===== RECORDS PROVIDED =====
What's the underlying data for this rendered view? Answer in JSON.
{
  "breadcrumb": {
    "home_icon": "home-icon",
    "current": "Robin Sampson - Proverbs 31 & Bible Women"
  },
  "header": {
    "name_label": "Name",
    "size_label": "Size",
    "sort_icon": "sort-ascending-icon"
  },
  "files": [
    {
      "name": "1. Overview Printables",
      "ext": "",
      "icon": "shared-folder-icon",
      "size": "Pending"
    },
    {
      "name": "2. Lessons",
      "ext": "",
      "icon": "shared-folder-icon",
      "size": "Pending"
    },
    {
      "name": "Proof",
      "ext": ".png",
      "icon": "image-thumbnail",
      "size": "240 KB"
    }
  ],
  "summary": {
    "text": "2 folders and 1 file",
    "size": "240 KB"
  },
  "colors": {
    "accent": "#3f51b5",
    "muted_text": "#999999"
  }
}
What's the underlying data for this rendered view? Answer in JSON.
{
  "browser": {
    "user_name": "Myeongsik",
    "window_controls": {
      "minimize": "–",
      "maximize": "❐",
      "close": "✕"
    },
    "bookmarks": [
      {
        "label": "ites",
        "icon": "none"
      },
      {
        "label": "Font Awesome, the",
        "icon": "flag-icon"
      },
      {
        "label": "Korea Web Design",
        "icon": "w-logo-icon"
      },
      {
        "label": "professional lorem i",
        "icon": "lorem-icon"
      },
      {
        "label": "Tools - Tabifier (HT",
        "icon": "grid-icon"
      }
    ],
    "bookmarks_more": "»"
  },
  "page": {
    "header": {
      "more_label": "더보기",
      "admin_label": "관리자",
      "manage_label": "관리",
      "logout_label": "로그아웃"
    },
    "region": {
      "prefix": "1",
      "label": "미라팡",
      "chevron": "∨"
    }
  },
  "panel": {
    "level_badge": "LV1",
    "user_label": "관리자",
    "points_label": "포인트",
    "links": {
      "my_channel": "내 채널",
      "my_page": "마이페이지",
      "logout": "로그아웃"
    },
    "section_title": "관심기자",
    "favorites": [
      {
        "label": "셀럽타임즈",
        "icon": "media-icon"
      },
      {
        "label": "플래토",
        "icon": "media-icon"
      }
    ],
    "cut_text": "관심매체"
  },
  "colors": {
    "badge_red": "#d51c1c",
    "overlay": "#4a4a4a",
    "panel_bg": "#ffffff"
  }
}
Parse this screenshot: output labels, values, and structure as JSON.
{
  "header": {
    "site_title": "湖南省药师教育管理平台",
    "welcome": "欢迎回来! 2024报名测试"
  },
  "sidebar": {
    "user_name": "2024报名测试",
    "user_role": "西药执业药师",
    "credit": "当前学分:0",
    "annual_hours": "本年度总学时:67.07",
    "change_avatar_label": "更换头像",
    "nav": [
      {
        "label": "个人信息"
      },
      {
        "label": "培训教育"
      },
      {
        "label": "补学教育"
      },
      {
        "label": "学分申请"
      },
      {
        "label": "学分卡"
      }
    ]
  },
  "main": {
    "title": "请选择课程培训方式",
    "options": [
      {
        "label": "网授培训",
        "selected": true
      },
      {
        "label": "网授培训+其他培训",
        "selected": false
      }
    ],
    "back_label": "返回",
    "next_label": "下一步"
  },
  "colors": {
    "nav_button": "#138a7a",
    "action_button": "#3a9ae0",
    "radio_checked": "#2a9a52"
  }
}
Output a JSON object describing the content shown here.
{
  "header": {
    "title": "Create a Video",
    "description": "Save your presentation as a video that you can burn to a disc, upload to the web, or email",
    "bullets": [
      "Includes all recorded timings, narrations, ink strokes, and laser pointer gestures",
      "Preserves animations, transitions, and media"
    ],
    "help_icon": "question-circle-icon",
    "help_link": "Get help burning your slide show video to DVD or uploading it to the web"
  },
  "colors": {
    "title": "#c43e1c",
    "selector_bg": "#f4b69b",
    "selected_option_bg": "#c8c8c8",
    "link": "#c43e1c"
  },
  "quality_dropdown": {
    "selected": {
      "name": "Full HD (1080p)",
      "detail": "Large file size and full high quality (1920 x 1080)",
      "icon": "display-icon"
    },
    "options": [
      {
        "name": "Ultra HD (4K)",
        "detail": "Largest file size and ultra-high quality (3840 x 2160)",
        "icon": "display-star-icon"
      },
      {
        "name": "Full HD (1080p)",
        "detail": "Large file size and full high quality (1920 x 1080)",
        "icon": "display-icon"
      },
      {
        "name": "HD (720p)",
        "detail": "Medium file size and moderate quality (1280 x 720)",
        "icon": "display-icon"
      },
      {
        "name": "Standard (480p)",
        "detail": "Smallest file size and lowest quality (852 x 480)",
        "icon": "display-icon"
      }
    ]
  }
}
=====
## AIM
Write the listing out again, exactly as shown above.

## RESULT FOR THIS EXERCISE
What's the underlying data for this rendered view? Answer in JSON.
{
  "breadcrumb": {
    "home_icon": "home-icon",
    "current": "Robin Sampson - Proverbs 31 & Bible Women"
  },
  "header": {
    "name_label": "Name",
    "size_label": "Size",
    "sort_icon": "sort-ascending-icon"
  },
  "files": [
    {
      "name": "1. Overview Printables",
      "ext": "",
      "icon": "shared-folder-icon",
      "size": "Pending"
    },
    {
      "name": "2. Lessons",
      "ext": "",
      "icon": "shared-folder-icon",
      "size": "Pending"
    },
    {
      "name": "Proof",
      "ext": ".png",
      "icon": "image-thumbnail",
      "size": "240 KB"
    }
  ],
  "summary": {
    "text": "2 folders and 1 file",
    "size": "240 KB"
  },
  "colors": {
    "accent": "#3f51b5",
    "muted_text": "#999999"
  }
}
What's the underlying data for this rendered view? Answer in JSON.
{
  "browser": {
    "user_name": "Myeongsik",
    "window_controls": {
      "minimize": "–",
      "maximize": "❐",
      "close": "✕"
    },
    "bookmarks": [
      {
        "label": "ites",
        "icon": "none"
      },
      {
        "label": "Font Awesome, the",
        "icon": "flag-icon"
      },
      {
        "label": "Korea Web Design",
        "icon": "w-logo-icon"
      },
      {
        "label": "professional lorem i",
        "icon": "lorem-icon"
      },
      {
        "label": "Tools - Tabifier (HT",
        "icon": "grid-icon"
      }
    ],
    "bookmarks_more": "»"
  },
  "page": {
    "header": {
      "more_label": "더보기",
      "admin_label": "관리자",
      "manage_label": "관리",
      "logout_label": "로그아웃"
    },
    "region": {
      "prefix": "1",
      "label": "미라팡",
      "chevron": "∨"
    }
  },
  "panel": {
    "level_badge": "LV1",
    "user_label": "관리자",
    "points_label": "포인트",
    "links": {
      "my_channel": "내 채널",
      "my_page": "마이페이지",
      "logout": "로그아웃"
    },
    "section_title": "관심기자",
    "favorites": [
      {
        "label": "셀럽타임즈",
        "icon": "media-icon"
      },
      {
        "label": "플래토",
        "icon": "media-icon"
      }
    ],
    "cut_text": "관심매체"
  },
  "colors": {
    "badge_red": "#d51c1c",
    "overlay": "#4a4a4a",
    "panel_bg": "#ffffff"
  }
}
Parse this screenshot: output labels, values, and structure as JSON.
{
  "header": {
    "site_title": "湖南省药师教育管理平台",
    "welcome": "欢迎回来! 2024报名测试"
  },
  "sidebar": {
    "user_name": "2024报名测试",
    "user_role": "西药执业药师",
    "credit": "当前学分:0",
    "annual_hours": "本年度总学时:67.07",
    "change_avatar_label": "更换头像",
    "nav": [
      {
        "label": "个人信息"
      },
      {
        "label": "培训教育"
      },
      {
        "label": "补学教育"
      },
      {
        "label": "学分申请"
      },
      {
        "label": "学分卡"
      }
    ]
  },
  "main": {
    "title": "请选择课程培训方式",
    "options": [
      {
        "label": "网授培训",
        "selected": true
      },
      {
        "label": "网授培训+其他培训",
        "selected": false
      }
    ],
    "back_label": "返回",
    "next_label": "下一步"
  },
  "colors": {
    "nav_button": "#138a7a",
    "action_button": "#3a9ae0",
    "radio_checked": "#2a9a52"
  }
}
Output a JSON object describing the content shown here.
{
  "header": {
    "title": "Create a Video",
    "description": "Save your presentation as a video that you can burn to a disc, upload to the web, or email",
    "bullets": [
      "Includes all recorded timings, narrations, ink strokes, and laser pointer gestures",
      "Preserves animations, transitions, and media"
    ],
    "help_icon": "question-circle-icon",
    "help_link": "Get help burning your slide show video to DVD or uploading it to the web"
  },
  "colors": {
    "title": "#c43e1c",
    "selector_bg": "#f4b69b",
    "selected_option_bg": "#c8c8c8",
    "link": "#c43e1c"
  },
  "quality_dropdown": {
    "selected": {
      "name": "Full HD (1080p)",
      "detail": "Large file size and full high quality (1920 x 1080)",
      "icon": "display-icon"
    },
    "options": [
      {
        "name": "Ultra HD (4K)",
        "detail": "Largest file size and ultra-high quality (3840 x 2160)",
        "icon": "display-star-icon"
      },
      {
        "name": "Full HD (1080p)",
        "detail": "Large file size and full high quality (1920 x 1080)",
        "icon": "display-icon"
      },
      {
        "name": "HD (720p)",
        "detail": "Medium file size and moderate quality (1280 x 720)",
        "icon": "display-icon"
      },
      {
        "name": "Standard (480p)",
        "detail": "Smallest file size and lowest quality (852 x 480)",
        "icon": "display-icon"
      }
    ]
  }
}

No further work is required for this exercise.